= WHAT NEEDS TO BE DONE =
Exactly repeat the material, dropping every picture from the copy.

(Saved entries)
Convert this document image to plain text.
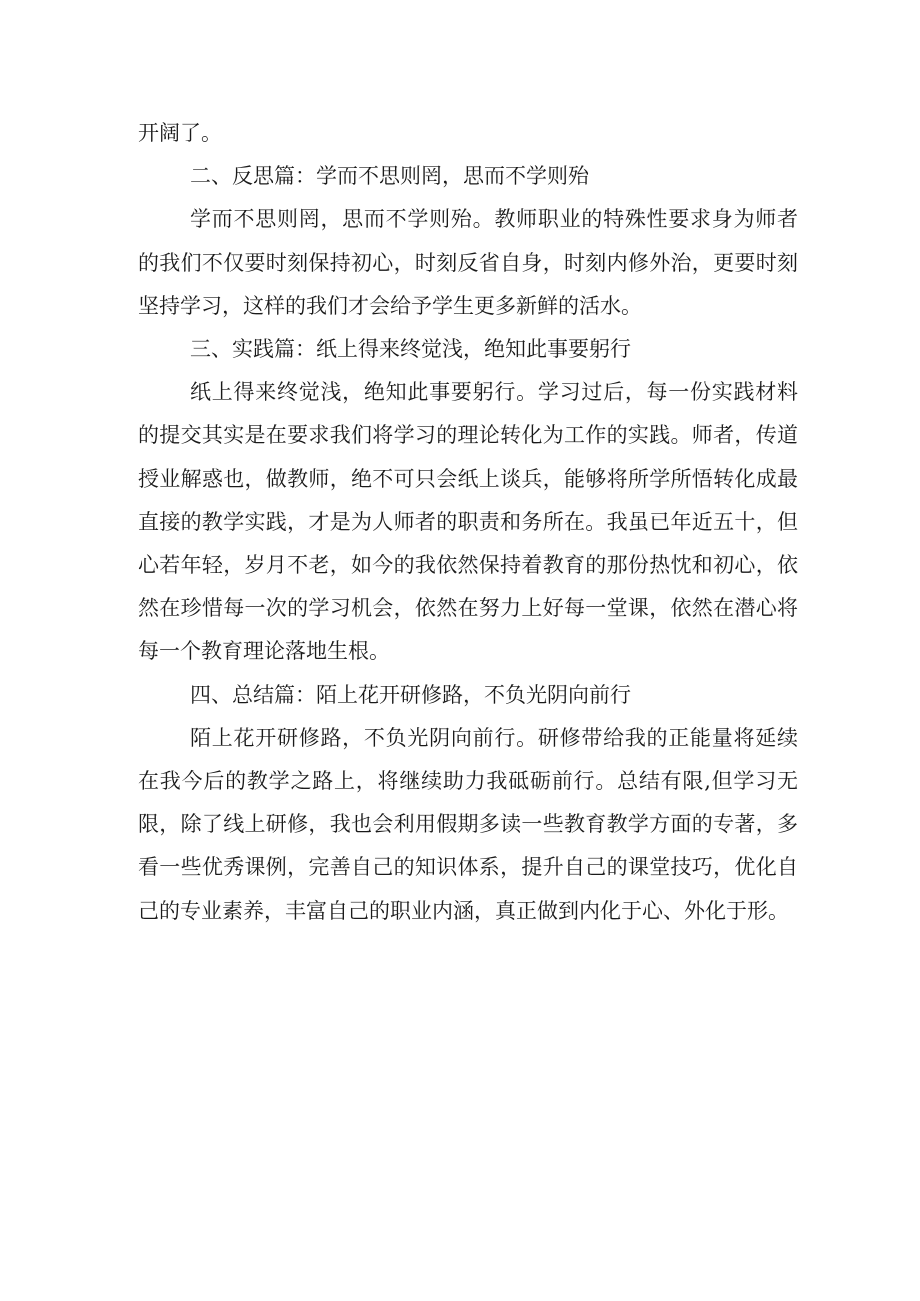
开阔了。

二、反思篇：学而不思则罔，思而不学则殆

学而不思则罔，思而不学则殆。教师职业的特殊性要求身为师者的我们不仅要时刻保持初心，时刻反省自身，时刻内修外治，更要时刻坚持学习，这样的我们才会给予学生更多新鲜的活水。

三、实践篇：纸上得来终觉浅，绝知此事要躬行

纸上得来终觉浅，绝知此事要躬行。学习过后，每一份实践材料的提交其实是在要求我们将学习的理论转化为工作的实践。师者，传道授业解惑也，做教师，绝不可只会纸上谈兵，能够将所学所悟转化成最直接的教学实践，才是为人师者的职责和务所在。我虽已年近五十，但心若年轻，岁月不老，如今的我依然保持着教育的那份热忱和初心，依然在珍惜每一次的学习机会，依然在努力上好每一堂课，依然在潜心将每一个教育理论落地生根。

四、总结篇：陌上花开研修路，不负光阴向前行

陌上花开研修路，不负光阴向前行。研修带给我的正能量将延续在我今后的教学之路上，将继续助力我砥砺前行。总结有限,但学习无限，除了线上研修，我也会利用假期多读一些教育教学方面的专著，多看一些优秀课例，完善自己的知识体系，提升自己的课堂技巧，优化自己的专业素养，丰富自己的职业内涵，真正做到内化于心、外化于形。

= EXPECTED ANSWER =
Convert this document image to plain text.
开阔了。

二、反思篇：学而不思则罔，思而不学则殆

学而不思则罔，思而不学则殆。教师职业的特殊性要求身为师者的我们不仅要时刻保持初心，时刻反省自身，时刻内修外治，更要时刻坚持学习，这样的我们才会给予学生更多新鲜的活水。

三、实践篇：纸上得来终觉浅，绝知此事要躬行

纸上得来终觉浅，绝知此事要躬行。学习过后，每一份实践材料的提交其实是在要求我们将学习的理论转化为工作的实践。师者，传道授业解惑也，做教师，绝不可只会纸上谈兵，能够将所学所悟转化成最直接的教学实践，才是为人师者的职责和务所在。我虽已年近五十，但心若年轻，岁月不老，如今的我依然保持着教育的那份热忱和初心，依然在珍惜每一次的学习机会，依然在努力上好每一堂课，依然在潜心将每一个教育理论落地生根。

四、总结篇：陌上花开研修路，不负光阴向前行

陌上花开研修路，不负光阴向前行。研修带给我的正能量将延续在我今后的教学之路上，将继续助力我砥砺前行。总结有限,但学习无限，除了线上研修，我也会利用假期多读一些教育教学方面的专著，多看一些优秀课例，完善自己的知识体系，提升自己的课堂技巧，优化自己的专业素养，丰富自己的职业内涵，真正做到内化于心、外化于形。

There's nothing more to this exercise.